All the entries need to be quoted exactly, apart from the pictures, which you should drop.

>> Begin Source data

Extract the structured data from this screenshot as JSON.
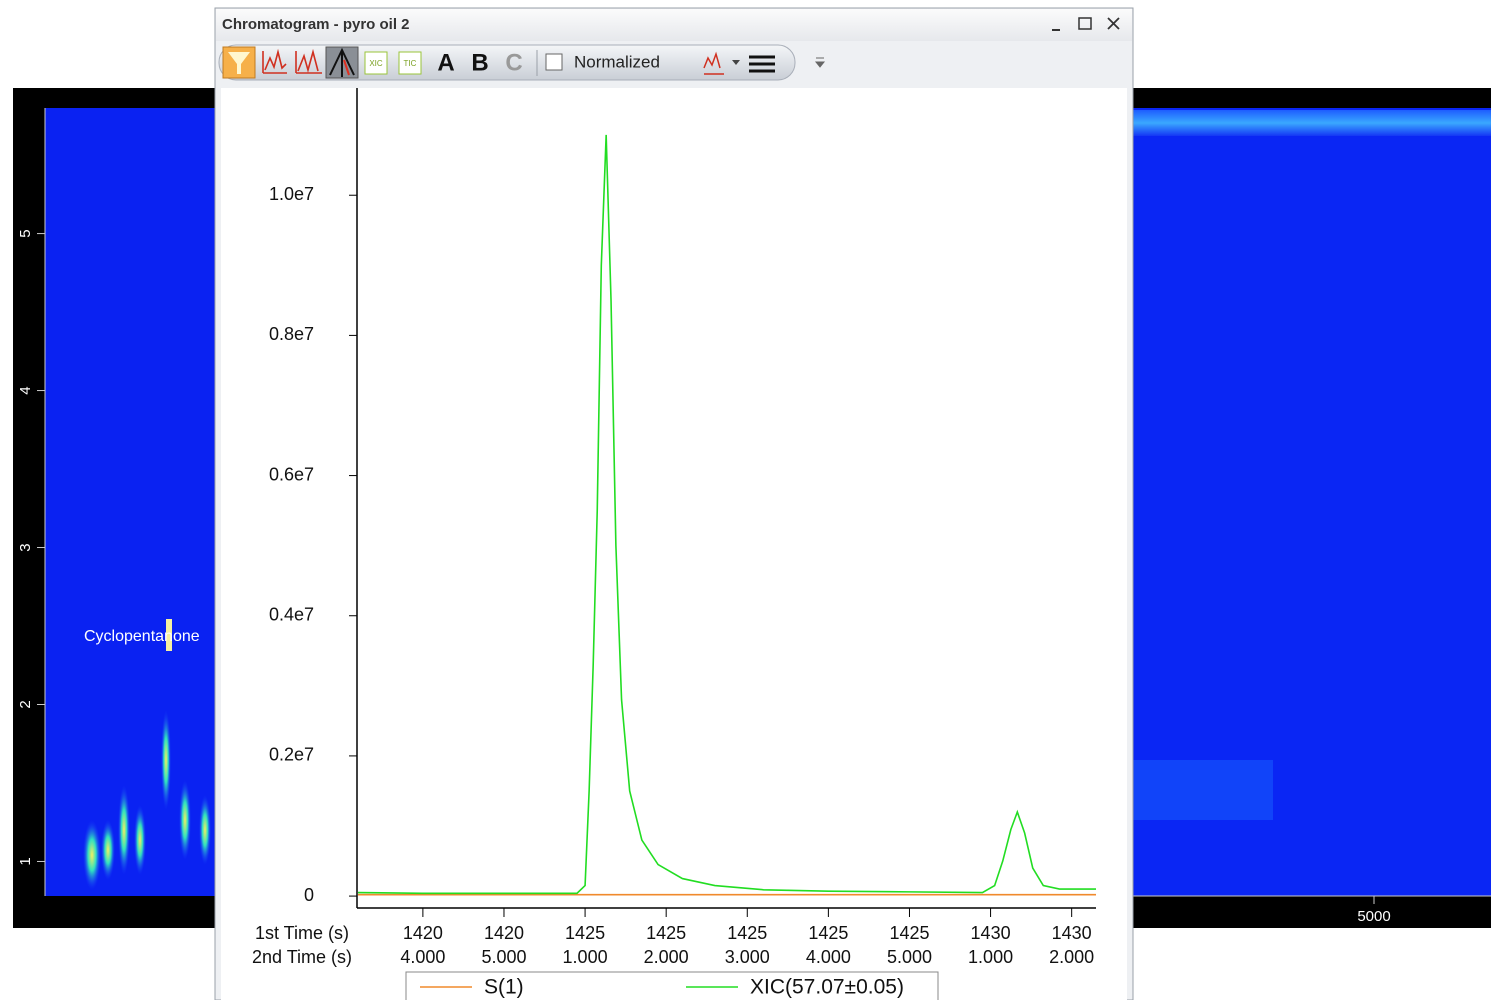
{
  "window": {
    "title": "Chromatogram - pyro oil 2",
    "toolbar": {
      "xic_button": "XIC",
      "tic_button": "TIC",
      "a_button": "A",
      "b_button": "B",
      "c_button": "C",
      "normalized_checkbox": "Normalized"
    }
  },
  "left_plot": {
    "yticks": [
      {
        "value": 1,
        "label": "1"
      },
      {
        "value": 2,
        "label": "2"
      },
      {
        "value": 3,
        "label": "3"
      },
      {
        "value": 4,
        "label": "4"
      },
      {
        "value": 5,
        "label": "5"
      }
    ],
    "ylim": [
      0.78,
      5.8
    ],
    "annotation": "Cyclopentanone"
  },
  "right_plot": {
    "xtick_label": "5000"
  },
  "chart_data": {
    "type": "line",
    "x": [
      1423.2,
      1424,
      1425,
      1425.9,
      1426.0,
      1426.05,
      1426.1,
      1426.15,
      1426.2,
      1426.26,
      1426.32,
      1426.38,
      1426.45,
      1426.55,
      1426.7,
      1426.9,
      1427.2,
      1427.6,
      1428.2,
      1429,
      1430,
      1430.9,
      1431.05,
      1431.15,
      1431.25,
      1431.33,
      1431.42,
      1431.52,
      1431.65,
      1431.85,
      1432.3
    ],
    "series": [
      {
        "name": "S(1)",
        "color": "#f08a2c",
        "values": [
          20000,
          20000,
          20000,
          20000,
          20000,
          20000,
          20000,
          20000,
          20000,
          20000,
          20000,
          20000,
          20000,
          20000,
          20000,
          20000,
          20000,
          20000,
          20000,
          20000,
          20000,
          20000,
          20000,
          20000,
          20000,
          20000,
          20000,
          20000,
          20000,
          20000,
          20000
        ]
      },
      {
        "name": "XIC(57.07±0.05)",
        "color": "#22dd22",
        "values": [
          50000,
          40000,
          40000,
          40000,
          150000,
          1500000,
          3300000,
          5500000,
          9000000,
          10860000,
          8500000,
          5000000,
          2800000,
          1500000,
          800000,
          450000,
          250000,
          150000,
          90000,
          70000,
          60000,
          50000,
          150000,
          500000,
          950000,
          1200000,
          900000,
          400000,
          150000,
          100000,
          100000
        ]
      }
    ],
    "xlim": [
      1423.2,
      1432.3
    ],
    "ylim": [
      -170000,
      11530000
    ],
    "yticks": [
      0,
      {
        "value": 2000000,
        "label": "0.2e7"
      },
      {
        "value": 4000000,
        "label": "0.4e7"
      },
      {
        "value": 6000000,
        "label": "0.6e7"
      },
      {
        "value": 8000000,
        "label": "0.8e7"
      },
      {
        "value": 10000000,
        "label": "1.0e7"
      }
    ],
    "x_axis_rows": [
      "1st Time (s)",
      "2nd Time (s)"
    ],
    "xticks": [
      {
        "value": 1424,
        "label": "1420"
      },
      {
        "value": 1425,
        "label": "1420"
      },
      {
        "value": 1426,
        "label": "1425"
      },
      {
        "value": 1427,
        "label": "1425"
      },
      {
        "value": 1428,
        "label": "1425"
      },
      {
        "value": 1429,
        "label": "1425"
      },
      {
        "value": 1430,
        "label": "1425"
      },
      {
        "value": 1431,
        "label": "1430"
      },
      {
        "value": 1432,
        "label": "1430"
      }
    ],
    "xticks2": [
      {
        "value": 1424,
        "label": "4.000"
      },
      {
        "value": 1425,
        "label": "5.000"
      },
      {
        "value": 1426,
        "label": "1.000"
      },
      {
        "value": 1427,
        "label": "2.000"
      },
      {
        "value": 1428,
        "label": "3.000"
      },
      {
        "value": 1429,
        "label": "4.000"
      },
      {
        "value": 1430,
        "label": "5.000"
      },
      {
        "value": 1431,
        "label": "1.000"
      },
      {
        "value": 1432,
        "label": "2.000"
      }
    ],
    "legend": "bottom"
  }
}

>> End Source data

Output -
Extract the structured data from this screenshot as JSON.
{
  "window": {
    "title": "Chromatogram - pyro oil 2",
    "toolbar": {
      "xic_button": "XIC",
      "tic_button": "TIC",
      "a_button": "A",
      "b_button": "B",
      "c_button": "C",
      "normalized_checkbox": "Normalized"
    }
  },
  "left_plot": {
    "yticks": [
      {
        "value": 1,
        "label": "1"
      },
      {
        "value": 2,
        "label": "2"
      },
      {
        "value": 3,
        "label": "3"
      },
      {
        "value": 4,
        "label": "4"
      },
      {
        "value": 5,
        "label": "5"
      }
    ],
    "ylim": [
      0.78,
      5.8
    ],
    "annotation": "Cyclopentanone"
  },
  "right_plot": {
    "xtick_label": "5000"
  },
  "chart_data": {
    "type": "line",
    "x": [
      1423.2,
      1424,
      1425,
      1425.9,
      1426.0,
      1426.05,
      1426.1,
      1426.15,
      1426.2,
      1426.26,
      1426.32,
      1426.38,
      1426.45,
      1426.55,
      1426.7,
      1426.9,
      1427.2,
      1427.6,
      1428.2,
      1429,
      1430,
      1430.9,
      1431.05,
      1431.15,
      1431.25,
      1431.33,
      1431.42,
      1431.52,
      1431.65,
      1431.85,
      1432.3
    ],
    "series": [
      {
        "name": "S(1)",
        "color": "#f08a2c",
        "values": [
          20000,
          20000,
          20000,
          20000,
          20000,
          20000,
          20000,
          20000,
          20000,
          20000,
          20000,
          20000,
          20000,
          20000,
          20000,
          20000,
          20000,
          20000,
          20000,
          20000,
          20000,
          20000,
          20000,
          20000,
          20000,
          20000,
          20000,
          20000,
          20000,
          20000,
          20000
        ]
      },
      {
        "name": "XIC(57.07±0.05)",
        "color": "#22dd22",
        "values": [
          50000,
          40000,
          40000,
          40000,
          150000,
          1500000,
          3300000,
          5500000,
          9000000,
          10860000,
          8500000,
          5000000,
          2800000,
          1500000,
          800000,
          450000,
          250000,
          150000,
          90000,
          70000,
          60000,
          50000,
          150000,
          500000,
          950000,
          1200000,
          900000,
          400000,
          150000,
          100000,
          100000
        ]
      }
    ],
    "xlim": [
      1423.2,
      1432.3
    ],
    "ylim": [
      -170000,
      11530000
    ],
    "yticks": [
      0,
      {
        "value": 2000000,
        "label": "0.2e7"
      },
      {
        "value": 4000000,
        "label": "0.4e7"
      },
      {
        "value": 6000000,
        "label": "0.6e7"
      },
      {
        "value": 8000000,
        "label": "0.8e7"
      },
      {
        "value": 10000000,
        "label": "1.0e7"
      }
    ],
    "x_axis_rows": [
      "1st Time (s)",
      "2nd Time (s)"
    ],
    "xticks": [
      {
        "value": 1424,
        "label": "1420"
      },
      {
        "value": 1425,
        "label": "1420"
      },
      {
        "value": 1426,
        "label": "1425"
      },
      {
        "value": 1427,
        "label": "1425"
      },
      {
        "value": 1428,
        "label": "1425"
      },
      {
        "value": 1429,
        "label": "1425"
      },
      {
        "value": 1430,
        "label": "1425"
      },
      {
        "value": 1431,
        "label": "1430"
      },
      {
        "value": 1432,
        "label": "1430"
      }
    ],
    "xticks2": [
      {
        "value": 1424,
        "label": "4.000"
      },
      {
        "value": 1425,
        "label": "5.000"
      },
      {
        "value": 1426,
        "label": "1.000"
      },
      {
        "value": 1427,
        "label": "2.000"
      },
      {
        "value": 1428,
        "label": "3.000"
      },
      {
        "value": 1429,
        "label": "4.000"
      },
      {
        "value": 1430,
        "label": "5.000"
      },
      {
        "value": 1431,
        "label": "1.000"
      },
      {
        "value": 1432,
        "label": "2.000"
      }
    ],
    "legend": "bottom"
  }
}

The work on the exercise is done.